Exercise objective → All entries below need to be written out exactly, but without their pictures.

Material for the task →

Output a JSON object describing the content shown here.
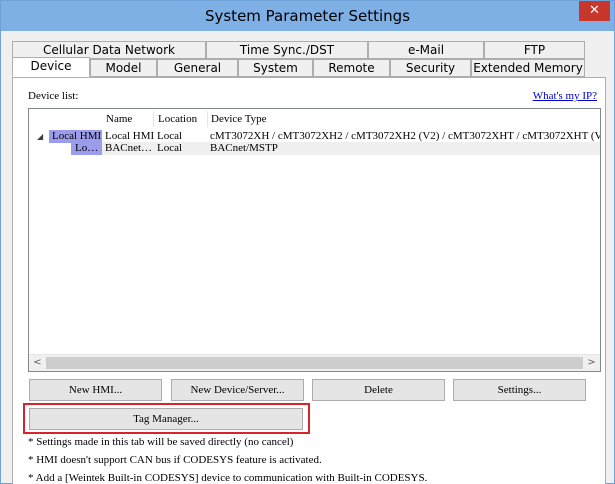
{
  "window": {
    "title": "System Parameter Settings",
    "close_glyph": "✕"
  },
  "tabs_row1": [
    "Cellular Data Network",
    "Time Sync./DST",
    "e-Mail",
    "FTP"
  ],
  "tabs_row2": [
    "Device",
    "Model",
    "General",
    "System",
    "Remote",
    "Security",
    "Extended Memory"
  ],
  "active_tab": "Device",
  "device_panel": {
    "device_list_label": "Device list:",
    "whats_my_ip_link": "What's my IP?",
    "columns": [
      "Name",
      "Location",
      "Device Type"
    ],
    "rows": [
      {
        "tree_toggle": "◢",
        "group": "Local HMI",
        "name": "Local HMI",
        "location": "Local",
        "device_type": "cMT3072XH / cMT3072XH2 / cMT3072XH2 (V2) / cMT3072XHT / cMT3072XHT (V2) ("
      },
      {
        "group": "Lo…",
        "name": "BACnet…",
        "location": "Local",
        "device_type": "BACnet/MSTP"
      }
    ],
    "scroll_left": "<",
    "scroll_right": ">"
  },
  "buttons": {
    "new_hmi": "New HMI...",
    "new_device": "New Device/Server...",
    "delete": "Delete",
    "settings": "Settings...",
    "tag_manager": "Tag Manager..."
  },
  "notes": [
    "* Settings made in this tab will be saved directly (no cancel)",
    "* HMI doesn't support CAN bus if CODESYS feature is activated.",
    "* Add a [Weintek Built-in CODESYS] device to communication with Built-in CODESYS."
  ],
  "colors": {
    "titlebar": "#7eb0e6",
    "close_button": "#c7372b",
    "hmi_tag": "#9c9ced",
    "highlight_border": "#d8232a"
  }
}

Task response →
Output a JSON object describing the content shown here.
{
  "window": {
    "title": "System Parameter Settings",
    "close_glyph": "✕"
  },
  "tabs_row1": [
    "Cellular Data Network",
    "Time Sync./DST",
    "e-Mail",
    "FTP"
  ],
  "tabs_row2": [
    "Device",
    "Model",
    "General",
    "System",
    "Remote",
    "Security",
    "Extended Memory"
  ],
  "active_tab": "Device",
  "device_panel": {
    "device_list_label": "Device list:",
    "whats_my_ip_link": "What's my IP?",
    "columns": [
      "Name",
      "Location",
      "Device Type"
    ],
    "rows": [
      {
        "tree_toggle": "◢",
        "group": "Local HMI",
        "name": "Local HMI",
        "location": "Local",
        "device_type": "cMT3072XH / cMT3072XH2 / cMT3072XH2 (V2) / cMT3072XHT / cMT3072XHT (V2) ("
      },
      {
        "group": "Lo…",
        "name": "BACnet…",
        "location": "Local",
        "device_type": "BACnet/MSTP"
      }
    ],
    "scroll_left": "<",
    "scroll_right": ">"
  },
  "buttons": {
    "new_hmi": "New HMI...",
    "new_device": "New Device/Server...",
    "delete": "Delete",
    "settings": "Settings...",
    "tag_manager": "Tag Manager..."
  },
  "notes": [
    "* Settings made in this tab will be saved directly (no cancel)",
    "* HMI doesn't support CAN bus if CODESYS feature is activated.",
    "* Add a [Weintek Built-in CODESYS] device to communication with Built-in CODESYS."
  ],
  "colors": {
    "titlebar": "#7eb0e6",
    "close_button": "#c7372b",
    "hmi_tag": "#9c9ced",
    "highlight_border": "#d8232a"
  }
}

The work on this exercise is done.